Shopping in China can be intimidating…but it doesn’t have to be. This China shopping guide will be useful in helping you decide what to buy and where to buy it in China.
The China Shopping Experience
China is a wonderful shopping destination.From the roadside stall to the large-scale modern shopping mall, from the common store to a popular supermarket, China has numerous perfect places to shop that can satisfy all shoppers’ desires. Most large Chinese cities feature special business streets, where local products are on sale.
However, not all shopping in China is the same. There are various types of stores, malls and street stalls to choose from. This China Shopping Guide will give you a look at the most popular and what to buy while there.
China’s “Friendship Stores”
“Friendship Stores” (友谊商店) are Chinese state-run stores, which were originally set up to only sell to foreign tourists, diplomats, and government officials, but are now open to the public. They carry “export quality” goods…but are certainly not the best value around town.
But for the serious shopper, it might be worth a trip to take notes on the prices of various things to get a baseline price before you get down to real negotiations. They also often have a good selection of English books and magazines.
Prices are fixed so are a good option for people terrified of haggling in China (and okay with not getting the best deal). They also do a good job shipping purchases back to your home country.

Data extract.
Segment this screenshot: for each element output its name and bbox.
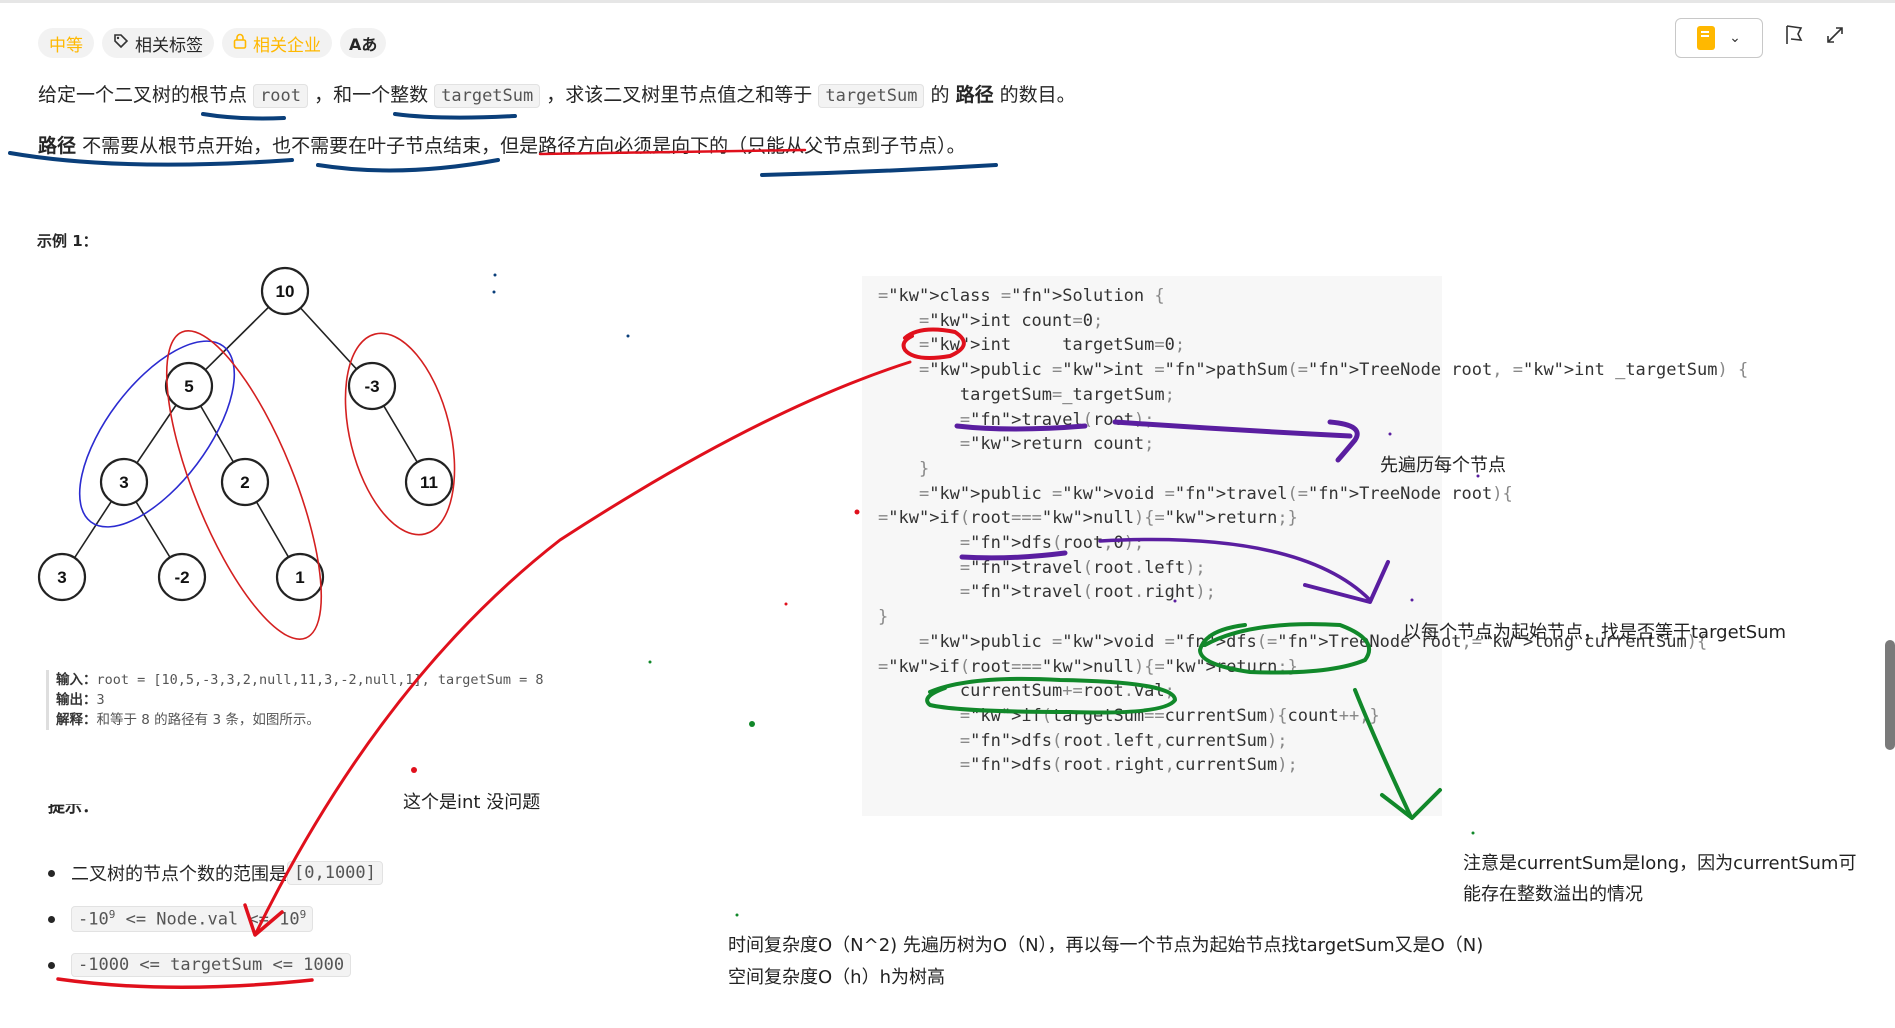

Exercise. Pick up the China shopping guide above after its final sentence about Friendship Stores shipping purchases home, and keep writing it.

Exercise answer.
Chinese Department Stores
Some big department stores are state-run but these days most are privately owned smaller stores. In bigger and more developed cities —like Shanghai, Beijing and Guangzhou—there’s a growing number of luxury shopping malls.
A good example of this would be the Oriental Plaza in Beijing is a new, shiny mall with huge selection of goods. Here you’ll find international brands like Gucci, Louis Vuitton, and Armani.
Don’t expect to find bargains at the Gucci store, though. On the contrary, you’ll find that imported luxury goods are actually considerably more expensive than back home because of high tariffs and Value-Added Taxes reflected in prices.
The target market for these luxury stores is China’s nouveau riche who have an insatiable appetite for luxury brands (especially European).
Prices are fixed in larger department stores. Discounted items are marked with a number (1-9) next to a Chinese character (折 = “zhe”), which indicates the % of the original price you have to pay. The sign usually looks like this:
In the example above, imagine that shoes are originally priced at Y100 but on sale with a “8 折 ” sign next to it— this means a 20% discount off the original price (i.e. the sale price is Y80).
Buyer beware: Unlike US stores, even the biggest department stores in China have very stingy return policies. At best you’ll be able to only exchange it within a week of purchase….and that’s assuming it’s in perfect condition and you still have the receipt.
Random note: Apparently some Department stores don’t trust employees to handle money. Or maybe they just can’t break the habit of bureaucracy because many make customers jump through hoops for even the smallest purchase.
For example, you’ll sometimes have to go to another floor to pay, then take your receipt to another floor to pick it up. So much for optimizing the customer experience!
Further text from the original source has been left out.